## Supplied records
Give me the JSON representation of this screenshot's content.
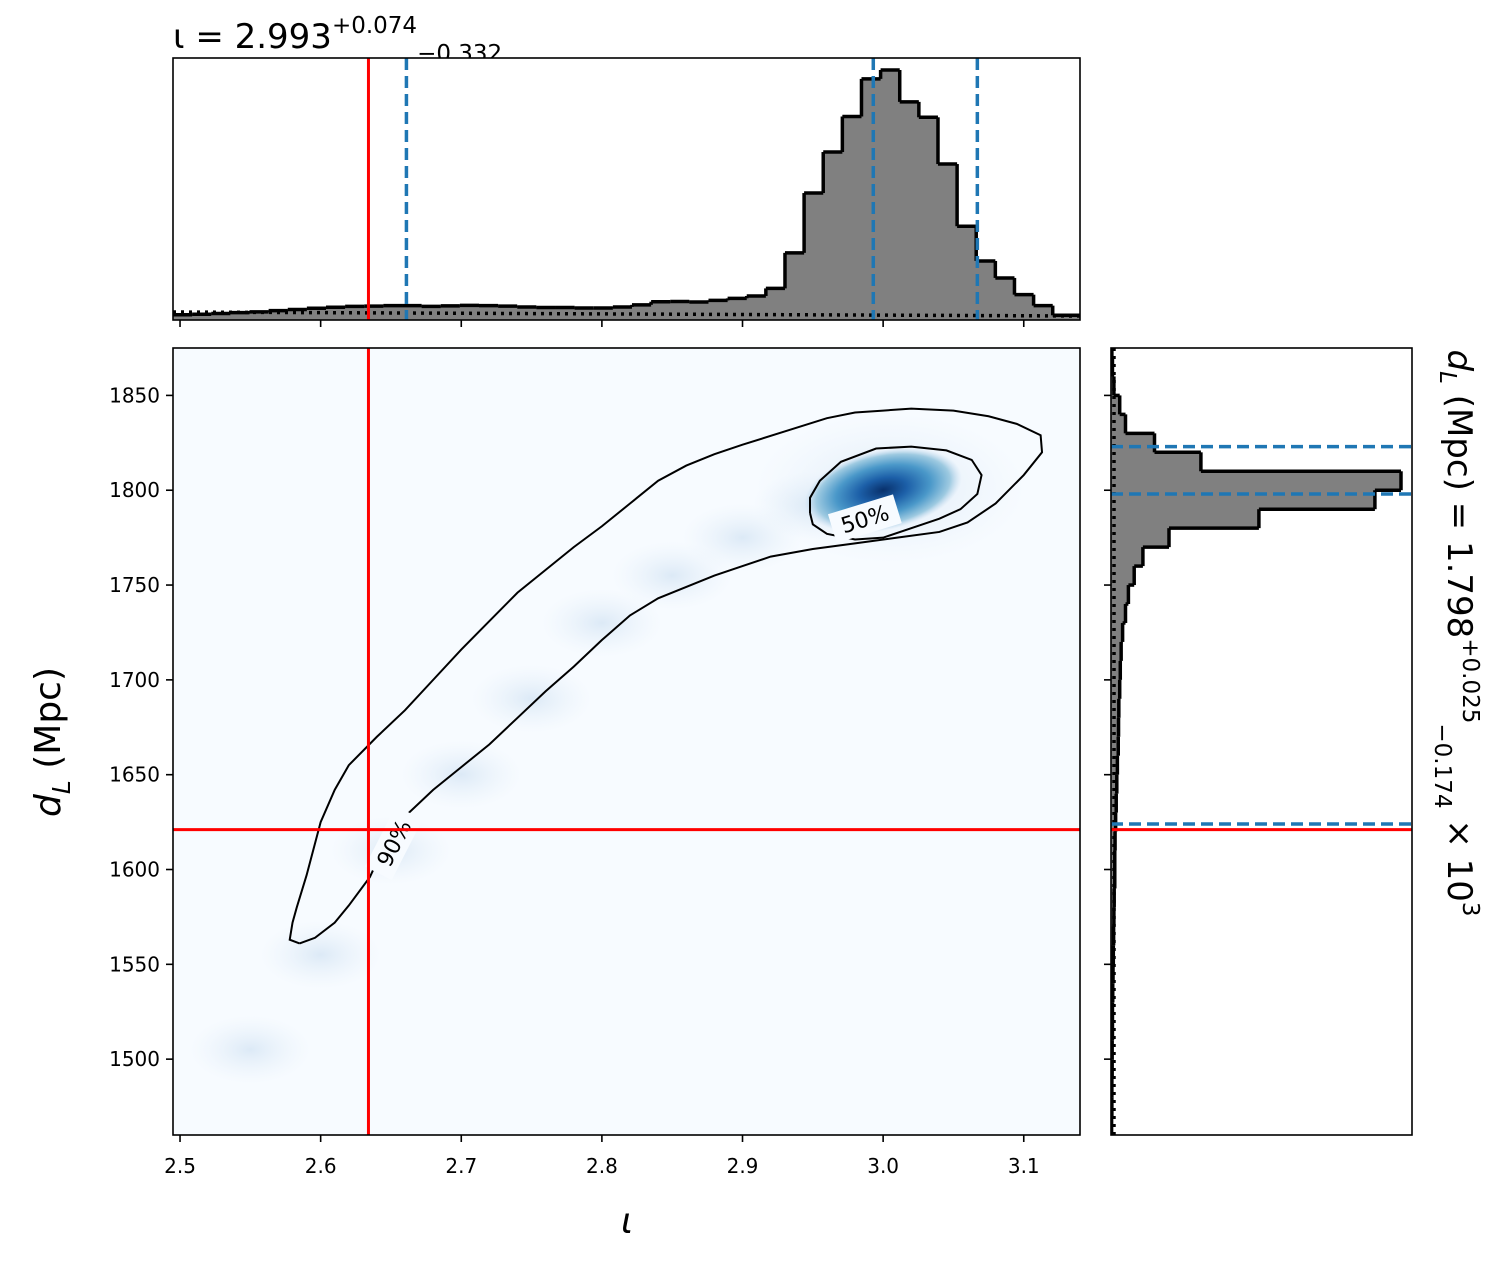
{
  "chart_data": [
    {
      "panel": "top-marginal",
      "type": "histogram",
      "title": {
        "prefix": "ι = 2.993",
        "sup": "+0.074",
        "sub": "−0.332"
      },
      "x_param": "ι",
      "xlim": [
        2.495,
        3.14
      ],
      "bins": [
        2.495,
        2.5086,
        2.5222,
        2.5358,
        2.5494,
        2.563,
        2.5766,
        2.5902,
        2.6038,
        2.6174,
        2.631,
        2.6446,
        2.6582,
        2.6718,
        2.6854,
        2.699,
        2.7126,
        2.7262,
        2.7398,
        2.7534,
        2.767,
        2.7806,
        2.7942,
        2.8078,
        2.8214,
        2.835,
        2.8486,
        2.8622,
        2.8758,
        2.8894,
        2.903,
        2.9166,
        2.9302,
        2.9438,
        2.9574,
        2.971,
        2.9846,
        2.9982,
        3.0118,
        3.0254,
        3.039,
        3.0526,
        3.0662,
        3.0798,
        3.0934,
        3.107,
        3.1206,
        3.14
      ],
      "counts": [
        0.02,
        0.022,
        0.025,
        0.028,
        0.031,
        0.036,
        0.04,
        0.045,
        0.049,
        0.052,
        0.053,
        0.055,
        0.055,
        0.052,
        0.054,
        0.056,
        0.055,
        0.053,
        0.05,
        0.048,
        0.048,
        0.046,
        0.046,
        0.05,
        0.058,
        0.07,
        0.071,
        0.069,
        0.075,
        0.083,
        0.092,
        0.121,
        0.257,
        0.486,
        0.643,
        0.779,
        0.923,
        0.957,
        0.835,
        0.776,
        0.597,
        0.359,
        0.226,
        0.161,
        0.097,
        0.055,
        0.018
      ],
      "quantile_lines": [
        2.661,
        2.993,
        3.067
      ],
      "truth": 2.634,
      "prior_line": "dotted"
    },
    {
      "panel": "joint",
      "type": "heatmap",
      "x_param": "ι",
      "y_param": "d_L",
      "xlabel": "ι",
      "ylabel": {
        "main": "d",
        "sub": "L",
        "rest": " (Mpc)"
      },
      "xlim": [
        2.495,
        3.14
      ],
      "ylim": [
        1460,
        1875
      ],
      "xticks": [
        "2.5",
        "2.6",
        "2.7",
        "2.8",
        "2.9",
        "3.0",
        "3.1"
      ],
      "yticks": [
        "1500",
        "1550",
        "1600",
        "1650",
        "1700",
        "1750",
        "1800",
        "1850"
      ],
      "colormap": "Blues",
      "density_peak": {
        "x": 3.0,
        "y": 1800
      },
      "contours": [
        {
          "label": "50%",
          "points": [
            [
              2.948,
              1788
            ],
            [
              2.95,
              1782
            ],
            [
              2.96,
              1777
            ],
            [
              2.98,
              1774
            ],
            [
              3.0,
              1775
            ],
            [
              3.02,
              1780
            ],
            [
              3.04,
              1785
            ],
            [
              3.055,
              1790
            ],
            [
              3.067,
              1798
            ],
            [
              3.07,
              1808
            ],
            [
              3.063,
              1816
            ],
            [
              3.045,
              1821
            ],
            [
              3.02,
              1823
            ],
            [
              2.995,
              1822
            ],
            [
              2.97,
              1815
            ],
            [
              2.955,
              1805
            ],
            [
              2.948,
              1796
            ],
            [
              2.948,
              1788
            ]
          ],
          "label_pos": [
            2.987,
            1785
          ],
          "label_angle": -17
        },
        {
          "label": "90%",
          "points": [
            [
              2.585,
              1561
            ],
            [
              2.596,
              1564
            ],
            [
              2.61,
              1572
            ],
            [
              2.62,
              1581
            ],
            [
              2.635,
              1596
            ],
            [
              2.645,
              1612
            ],
            [
              2.66,
              1628
            ],
            [
              2.68,
              1642
            ],
            [
              2.7,
              1654
            ],
            [
              2.72,
              1666
            ],
            [
              2.74,
              1680
            ],
            [
              2.76,
              1694
            ],
            [
              2.78,
              1707
            ],
            [
              2.8,
              1721
            ],
            [
              2.82,
              1734
            ],
            [
              2.84,
              1743
            ],
            [
              2.86,
              1749
            ],
            [
              2.88,
              1755
            ],
            [
              2.9,
              1760
            ],
            [
              2.92,
              1765
            ],
            [
              2.95,
              1769
            ],
            [
              2.98,
              1772
            ],
            [
              3.01,
              1775
            ],
            [
              3.04,
              1778
            ],
            [
              3.06,
              1783
            ],
            [
              3.08,
              1793
            ],
            [
              3.1,
              1808
            ],
            [
              3.113,
              1820
            ],
            [
              3.112,
              1829
            ],
            [
              3.095,
              1835
            ],
            [
              3.075,
              1839
            ],
            [
              3.05,
              1842
            ],
            [
              3.02,
              1843
            ],
            [
              3.0,
              1842
            ],
            [
              2.98,
              1841
            ],
            [
              2.96,
              1838
            ],
            [
              2.93,
              1831
            ],
            [
              2.9,
              1824
            ],
            [
              2.88,
              1819
            ],
            [
              2.86,
              1813
            ],
            [
              2.84,
              1805
            ],
            [
              2.82,
              1793
            ],
            [
              2.8,
              1781
            ],
            [
              2.78,
              1770
            ],
            [
              2.76,
              1758
            ],
            [
              2.74,
              1746
            ],
            [
              2.72,
              1731
            ],
            [
              2.7,
              1716
            ],
            [
              2.68,
              1700
            ],
            [
              2.66,
              1684
            ],
            [
              2.64,
              1670
            ],
            [
              2.62,
              1655
            ],
            [
              2.61,
              1642
            ],
            [
              2.6,
              1625
            ],
            [
              2.59,
              1597
            ],
            [
              2.583,
              1580
            ],
            [
              2.58,
              1572
            ],
            [
              2.578,
              1563
            ],
            [
              2.585,
              1561
            ]
          ],
          "label_pos": [
            2.652,
            1614
          ],
          "label_angle": -63
        }
      ],
      "truth": {
        "x": 2.634,
        "y": 1621
      }
    },
    {
      "panel": "right-marginal",
      "type": "histogram",
      "orientation": "horizontal",
      "title": {
        "prefix": "d",
        "sub_L": "L",
        "mid": " (Mpc) = 1.798",
        "sup": "+0.025",
        "sub": "−0.174",
        "suffix": " × 10",
        "exp": "3"
      },
      "y_param": "d_L",
      "ylim": [
        1460,
        1875
      ],
      "bins": [
        1460,
        1470,
        1480,
        1490,
        1500,
        1510,
        1520,
        1530,
        1540,
        1550,
        1560,
        1570,
        1580,
        1590,
        1600,
        1610,
        1620,
        1630,
        1640,
        1650,
        1660,
        1670,
        1680,
        1690,
        1700,
        1710,
        1720,
        1730,
        1740,
        1750,
        1760,
        1770,
        1780,
        1790,
        1800,
        1810,
        1820,
        1830,
        1840,
        1850,
        1860,
        1870,
        1875
      ],
      "counts": [
        0.002,
        0.003,
        0.003,
        0.004,
        0.004,
        0.005,
        0.005,
        0.006,
        0.007,
        0.008,
        0.009,
        0.01,
        0.011,
        0.013,
        0.013,
        0.014,
        0.016,
        0.018,
        0.02,
        0.022,
        0.025,
        0.026,
        0.027,
        0.03,
        0.032,
        0.035,
        0.04,
        0.05,
        0.06,
        0.08,
        0.11,
        0.2,
        0.51,
        0.91,
        1.0,
        0.31,
        0.15,
        0.05,
        0.03,
        0.01,
        0.005,
        0.003
      ],
      "quantile_lines": [
        1624,
        1798,
        1823
      ],
      "truth": 1621,
      "prior_line": "dotted"
    }
  ]
}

## Written exercise
Using the records above, copy each line that contains "marginal".

## Solution to this task
      "panel": "top-marginal",
      "panel": "right-marginal",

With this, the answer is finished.